• [TASK REQUIREMENTS] Put every line of the rows below into a Markdown table with the columns Line No and Text, and leave out blank lines.

-- START OF RECORDS --

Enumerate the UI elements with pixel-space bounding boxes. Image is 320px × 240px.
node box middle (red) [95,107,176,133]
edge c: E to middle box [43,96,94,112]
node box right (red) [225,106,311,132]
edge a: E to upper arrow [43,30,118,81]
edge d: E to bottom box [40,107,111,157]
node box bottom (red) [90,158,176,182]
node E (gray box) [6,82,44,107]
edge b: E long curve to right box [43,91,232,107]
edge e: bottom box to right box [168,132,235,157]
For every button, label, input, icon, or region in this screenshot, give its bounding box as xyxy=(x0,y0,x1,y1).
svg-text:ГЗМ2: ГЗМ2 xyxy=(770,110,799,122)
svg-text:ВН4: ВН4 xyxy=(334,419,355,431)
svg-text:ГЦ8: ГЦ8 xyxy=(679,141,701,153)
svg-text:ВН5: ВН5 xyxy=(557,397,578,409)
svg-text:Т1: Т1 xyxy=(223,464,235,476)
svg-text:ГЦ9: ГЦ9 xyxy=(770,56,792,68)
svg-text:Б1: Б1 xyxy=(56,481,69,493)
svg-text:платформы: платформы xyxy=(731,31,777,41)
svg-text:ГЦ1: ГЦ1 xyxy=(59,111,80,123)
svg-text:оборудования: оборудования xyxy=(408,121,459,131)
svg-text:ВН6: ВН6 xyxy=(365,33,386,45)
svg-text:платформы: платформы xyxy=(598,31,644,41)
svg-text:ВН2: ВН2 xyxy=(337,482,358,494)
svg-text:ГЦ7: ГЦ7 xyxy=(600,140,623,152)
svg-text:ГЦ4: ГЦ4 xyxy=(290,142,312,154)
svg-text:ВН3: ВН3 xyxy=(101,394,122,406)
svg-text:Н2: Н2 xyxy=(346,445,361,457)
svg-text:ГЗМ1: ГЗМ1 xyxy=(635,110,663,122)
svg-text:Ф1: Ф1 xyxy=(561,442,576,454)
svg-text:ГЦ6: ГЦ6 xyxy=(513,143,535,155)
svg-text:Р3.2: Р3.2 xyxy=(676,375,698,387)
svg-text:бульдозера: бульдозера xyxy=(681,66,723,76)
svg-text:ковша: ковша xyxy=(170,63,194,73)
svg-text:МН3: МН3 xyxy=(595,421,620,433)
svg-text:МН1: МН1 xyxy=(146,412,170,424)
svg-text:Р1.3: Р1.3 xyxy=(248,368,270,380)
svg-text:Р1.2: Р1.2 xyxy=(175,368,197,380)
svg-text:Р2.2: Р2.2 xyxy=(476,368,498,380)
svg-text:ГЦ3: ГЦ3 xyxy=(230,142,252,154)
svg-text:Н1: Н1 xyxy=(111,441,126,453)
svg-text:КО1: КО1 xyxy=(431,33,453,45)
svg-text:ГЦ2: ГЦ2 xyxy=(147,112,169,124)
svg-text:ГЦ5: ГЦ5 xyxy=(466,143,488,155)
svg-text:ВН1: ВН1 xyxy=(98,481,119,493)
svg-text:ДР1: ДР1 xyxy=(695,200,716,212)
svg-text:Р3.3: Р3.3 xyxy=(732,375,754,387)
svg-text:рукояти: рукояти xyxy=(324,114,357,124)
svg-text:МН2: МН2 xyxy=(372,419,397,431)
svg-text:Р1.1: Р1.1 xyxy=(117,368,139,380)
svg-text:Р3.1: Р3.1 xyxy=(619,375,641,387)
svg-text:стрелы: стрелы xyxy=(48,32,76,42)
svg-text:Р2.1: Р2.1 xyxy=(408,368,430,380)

-- END OF RECORDS --

• [SOLUTION TO THIS TASK]
| Line No | Text |
|---|---|
| 1 | Enumerate the UI elements with pixel-space bounding boxes. Image is 320px × 240px. |
| 2 | node box middle (red) [95,107,176,133] |
| 3 | edge c: E to middle box [43,96,94,112] |
| 4 | node box right (red) [225,106,311,132] |
| 5 | edge a: E to upper arrow [43,30,118,81] |
| 6 | edge d: E to bottom box [40,107,111,157] |
| 7 | node box bottom (red) [90,158,176,182] |
| 8 | node E (gray box) [6,82,44,107] |
| 9 | edge b: E long curve to right box [43,91,232,107] |
| 10 | edge e: bottom box to right box [168,132,235,157] |
| 11 | For every button, label, input, icon, or region in this screenshot, give its bounding box as xyxy=(x0,y0,x1,y1). |
| 12 | svg-text:ГЗМ2: ГЗМ2 xyxy=(770,110,799,122) |
| 13 | svg-text:ВН4: ВН4 xyxy=(334,419,355,431) |
| 14 | svg-text:ГЦ8: ГЦ8 xyxy=(679,141,701,153) |
| 15 | svg-text:ВН5: ВН5 xyxy=(557,397,578,409) |
| 16 | svg-text:Т1: Т1 xyxy=(223,464,235,476) |
| 17 | svg-text:ГЦ9: ГЦ9 xyxy=(770,56,792,68) |
| 18 | svg-text:Б1: Б1 xyxy=(56,481,69,493) |
| 19 | svg-text:платформы: платформы xyxy=(731,31,777,41) |
| 20 | svg-text:ГЦ1: ГЦ1 xyxy=(59,111,80,123) |
| 21 | svg-text:оборудования: оборудования xyxy=(408,121,459,131) |
| 22 | svg-text:ВН6: ВН6 xyxy=(365,33,386,45) |
| 23 | svg-text:платформы: платформы xyxy=(598,31,644,41) |
| 24 | svg-text:ВН2: ВН2 xyxy=(337,482,358,494) |
| 25 | svg-text:ГЦ7: ГЦ7 xyxy=(600,140,623,152) |
| 26 | svg-text:ГЦ4: ГЦ4 xyxy=(290,142,312,154) |
| 27 | svg-text:ВН3: ВН3 xyxy=(101,394,122,406) |
| 28 | svg-text:Н2: Н2 xyxy=(346,445,361,457) |
| 29 | svg-text:ГЗМ1: ГЗМ1 xyxy=(635,110,663,122) |
| 30 | svg-text:Ф1: Ф1 xyxy=(561,442,576,454) |
| 31 | svg-text:ГЦ6: ГЦ6 xyxy=(513,143,535,155) |
| 32 | svg-text:Р3.2: Р3.2 xyxy=(676,375,698,387) |
| 33 | svg-text:бульдозера: бульдозера xyxy=(681,66,723,76) |
| 34 | svg-text:ковша: ковша xyxy=(170,63,194,73) |
| 35 | svg-text:МН3: МН3 xyxy=(595,421,620,433) |
| 36 | svg-text:МН1: МН1 xyxy=(146,412,170,424) |
| 37 | svg-text:Р1.3: Р1.3 xyxy=(248,368,270,380) |
| 38 | svg-text:Р1.2: Р1.2 xyxy=(175,368,197,380) |
| 39 | svg-text:Р2.2: Р2.2 xyxy=(476,368,498,380) |
| 40 | svg-text:ГЦ3: ГЦ3 xyxy=(230,142,252,154) |
| 41 | svg-text:Н1: Н1 xyxy=(111,441,126,453) |
| 42 | svg-text:КО1: КО1 xyxy=(431,33,453,45) |
| 43 | svg-text:ГЦ2: ГЦ2 xyxy=(147,112,169,124) |
| 44 | svg-text:ГЦ5: ГЦ5 xyxy=(466,143,488,155) |
| 45 | svg-text:ВН1: ВН1 xyxy=(98,481,119,493) |
| 46 | svg-text:ДР1: ДР1 xyxy=(695,200,716,212) |
| 47 | svg-text:Р3.3: Р3.3 xyxy=(732,375,754,387) |
| 48 | svg-text:рукояти: рукояти xyxy=(324,114,357,124) |
| 49 | svg-text:МН2: МН2 xyxy=(372,419,397,431) |
| 50 | svg-text:Р1.1: Р1.1 xyxy=(117,368,139,380) |
| 51 | svg-text:Р3.1: Р3.1 xyxy=(619,375,641,387) |
| 52 | svg-text:стрелы: стрелы xyxy=(48,32,76,42) |
| 53 | svg-text:Р2.1: Р2.1 xyxy=(408,368,430,380) |